Where a line of the listing below includes the word "benefit", reproduce that line.

[Recorded data]
# # #
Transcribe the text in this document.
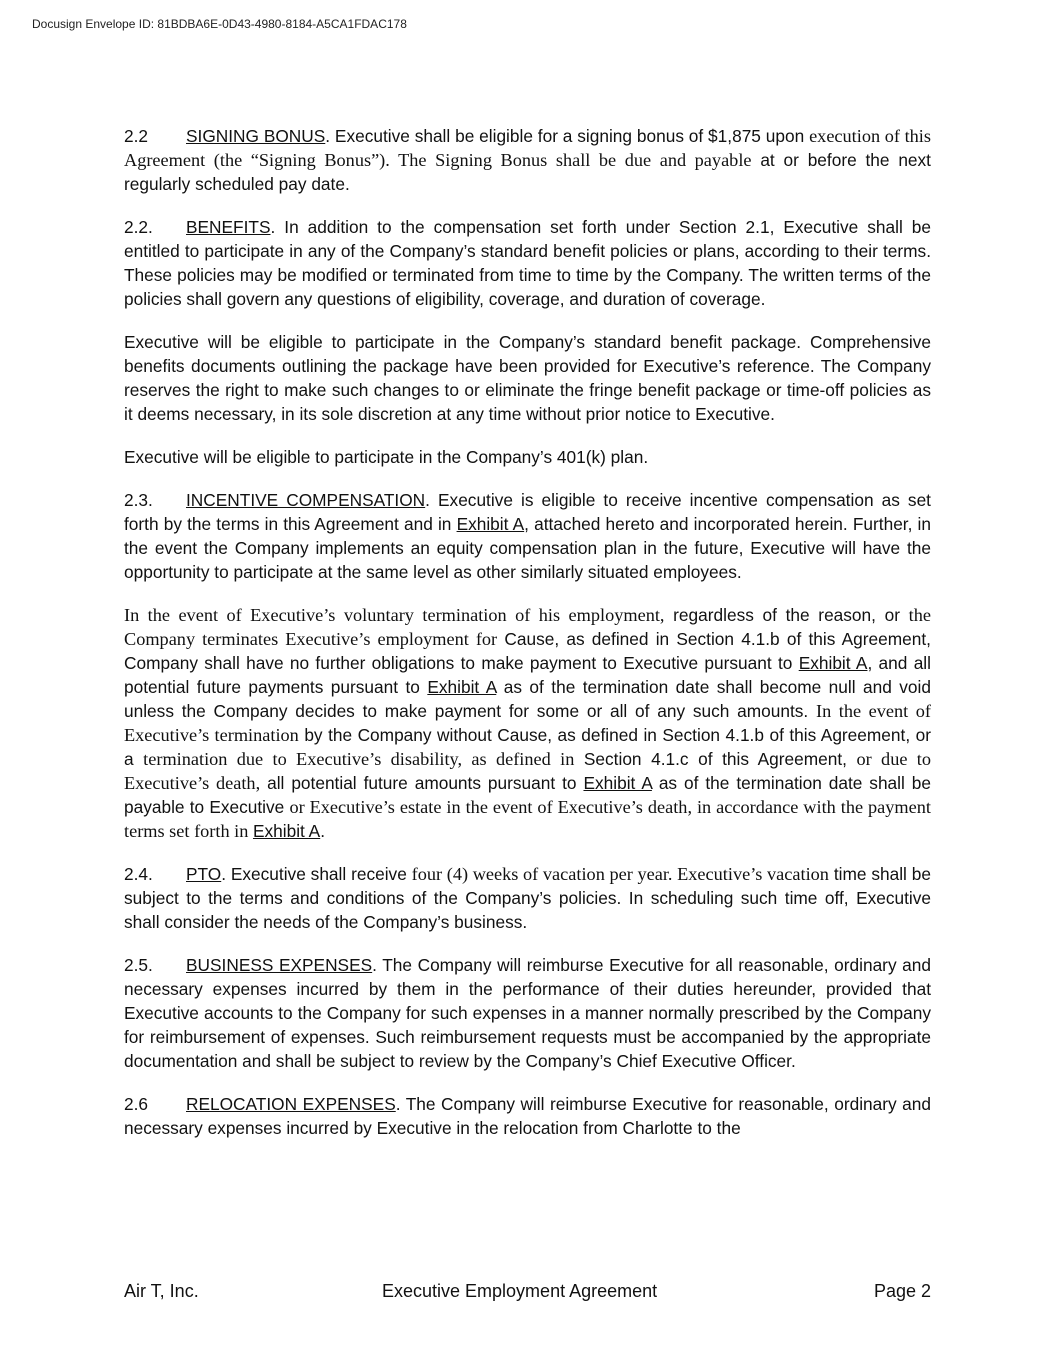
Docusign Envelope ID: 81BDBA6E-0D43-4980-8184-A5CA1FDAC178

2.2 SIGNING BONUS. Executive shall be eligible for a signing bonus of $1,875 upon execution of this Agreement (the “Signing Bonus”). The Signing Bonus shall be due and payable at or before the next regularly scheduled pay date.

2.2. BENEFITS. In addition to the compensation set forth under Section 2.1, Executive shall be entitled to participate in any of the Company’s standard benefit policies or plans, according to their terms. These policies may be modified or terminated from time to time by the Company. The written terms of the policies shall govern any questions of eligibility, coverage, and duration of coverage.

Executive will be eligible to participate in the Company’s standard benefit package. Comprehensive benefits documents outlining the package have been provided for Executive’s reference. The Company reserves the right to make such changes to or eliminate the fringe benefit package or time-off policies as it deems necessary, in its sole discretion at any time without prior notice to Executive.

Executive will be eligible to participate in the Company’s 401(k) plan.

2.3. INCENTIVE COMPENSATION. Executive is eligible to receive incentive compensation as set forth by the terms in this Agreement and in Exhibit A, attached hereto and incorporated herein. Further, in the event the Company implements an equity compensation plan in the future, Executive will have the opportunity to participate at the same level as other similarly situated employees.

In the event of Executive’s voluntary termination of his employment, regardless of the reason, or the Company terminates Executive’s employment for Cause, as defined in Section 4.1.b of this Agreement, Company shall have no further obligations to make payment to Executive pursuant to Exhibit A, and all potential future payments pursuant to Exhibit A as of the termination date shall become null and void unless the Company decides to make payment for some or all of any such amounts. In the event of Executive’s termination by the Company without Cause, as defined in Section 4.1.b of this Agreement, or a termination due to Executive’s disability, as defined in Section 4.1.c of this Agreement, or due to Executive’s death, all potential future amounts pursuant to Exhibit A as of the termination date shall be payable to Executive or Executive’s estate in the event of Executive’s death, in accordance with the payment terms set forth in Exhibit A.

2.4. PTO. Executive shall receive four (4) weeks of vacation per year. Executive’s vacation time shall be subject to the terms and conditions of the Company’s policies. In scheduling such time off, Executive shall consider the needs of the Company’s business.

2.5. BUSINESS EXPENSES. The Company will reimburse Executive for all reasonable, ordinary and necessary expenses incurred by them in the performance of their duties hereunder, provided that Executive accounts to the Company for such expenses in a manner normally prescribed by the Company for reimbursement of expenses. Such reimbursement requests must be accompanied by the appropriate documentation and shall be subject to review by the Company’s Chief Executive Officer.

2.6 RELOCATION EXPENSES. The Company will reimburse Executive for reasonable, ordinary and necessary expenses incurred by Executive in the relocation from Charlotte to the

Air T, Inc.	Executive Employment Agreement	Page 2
# # #
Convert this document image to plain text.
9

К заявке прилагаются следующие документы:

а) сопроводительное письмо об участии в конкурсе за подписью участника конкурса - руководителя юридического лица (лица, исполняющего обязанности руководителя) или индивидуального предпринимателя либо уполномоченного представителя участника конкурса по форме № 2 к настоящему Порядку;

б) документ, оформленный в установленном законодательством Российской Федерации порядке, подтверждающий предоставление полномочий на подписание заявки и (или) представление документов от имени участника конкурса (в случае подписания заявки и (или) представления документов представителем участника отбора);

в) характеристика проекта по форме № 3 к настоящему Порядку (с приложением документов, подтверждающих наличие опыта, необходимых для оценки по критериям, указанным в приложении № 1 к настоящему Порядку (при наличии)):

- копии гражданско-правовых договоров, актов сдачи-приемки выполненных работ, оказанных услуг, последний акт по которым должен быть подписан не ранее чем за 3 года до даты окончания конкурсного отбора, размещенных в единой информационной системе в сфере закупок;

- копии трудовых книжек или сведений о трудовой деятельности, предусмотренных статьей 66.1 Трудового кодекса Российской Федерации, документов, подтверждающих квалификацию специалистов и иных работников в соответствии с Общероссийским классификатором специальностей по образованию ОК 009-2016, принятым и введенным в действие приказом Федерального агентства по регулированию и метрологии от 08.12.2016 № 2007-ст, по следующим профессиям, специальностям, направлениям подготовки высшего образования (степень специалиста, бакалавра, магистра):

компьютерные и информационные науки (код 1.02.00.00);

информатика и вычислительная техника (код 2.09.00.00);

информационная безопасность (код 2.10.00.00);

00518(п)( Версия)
# # #
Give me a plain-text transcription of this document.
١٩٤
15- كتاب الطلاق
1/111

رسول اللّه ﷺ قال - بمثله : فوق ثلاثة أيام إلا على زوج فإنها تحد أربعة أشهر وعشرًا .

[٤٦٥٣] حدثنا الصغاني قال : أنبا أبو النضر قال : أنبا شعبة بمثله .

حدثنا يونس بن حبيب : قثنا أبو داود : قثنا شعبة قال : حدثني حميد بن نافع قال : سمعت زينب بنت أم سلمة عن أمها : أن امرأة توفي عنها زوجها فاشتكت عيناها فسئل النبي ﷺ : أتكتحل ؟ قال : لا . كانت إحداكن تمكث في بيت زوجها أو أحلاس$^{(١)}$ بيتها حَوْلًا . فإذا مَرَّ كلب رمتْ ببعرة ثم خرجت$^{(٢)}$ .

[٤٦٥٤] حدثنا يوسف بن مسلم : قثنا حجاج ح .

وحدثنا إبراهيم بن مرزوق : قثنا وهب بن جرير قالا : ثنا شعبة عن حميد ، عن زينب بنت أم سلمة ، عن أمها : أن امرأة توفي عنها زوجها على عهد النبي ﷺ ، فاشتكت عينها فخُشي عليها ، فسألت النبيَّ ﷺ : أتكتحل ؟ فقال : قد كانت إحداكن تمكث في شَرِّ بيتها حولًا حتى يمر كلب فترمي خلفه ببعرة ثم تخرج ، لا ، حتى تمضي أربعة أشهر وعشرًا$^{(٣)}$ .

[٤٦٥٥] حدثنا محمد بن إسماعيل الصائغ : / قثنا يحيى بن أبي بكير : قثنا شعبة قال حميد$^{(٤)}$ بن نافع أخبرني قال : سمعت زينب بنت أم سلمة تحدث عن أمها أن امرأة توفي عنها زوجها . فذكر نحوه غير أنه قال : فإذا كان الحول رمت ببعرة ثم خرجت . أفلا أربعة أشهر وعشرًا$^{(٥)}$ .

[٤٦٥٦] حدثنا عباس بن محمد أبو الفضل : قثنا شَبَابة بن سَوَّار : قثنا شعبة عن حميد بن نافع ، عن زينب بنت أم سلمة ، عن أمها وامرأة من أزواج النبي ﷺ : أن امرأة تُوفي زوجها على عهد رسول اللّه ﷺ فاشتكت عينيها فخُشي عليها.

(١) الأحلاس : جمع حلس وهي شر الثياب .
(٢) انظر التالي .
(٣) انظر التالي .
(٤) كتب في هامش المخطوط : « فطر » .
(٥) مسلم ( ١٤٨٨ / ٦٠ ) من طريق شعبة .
# # #
## Exercise answer
2.2. BENEFITS. In addition to the compensation set forth under Section 2.1, Executive shall be entitled to participate in any of the Company’s standard benefit policies or plans, according to their terms. These policies may be modified or terminated from time to time by the Company. The written terms of the policies shall govern any questions of eligibility, coverage, and duration of coverage.
Executive will be eligible to participate in the Company’s standard benefit package. Comprehensive benefits documents outlining the package have been provided for Executive’s reference. The Company reserves the right to make such changes to or eliminate the fringe benefit package or time-off policies as it deems necessary, in its sole discretion at any time without prior notice to Executive.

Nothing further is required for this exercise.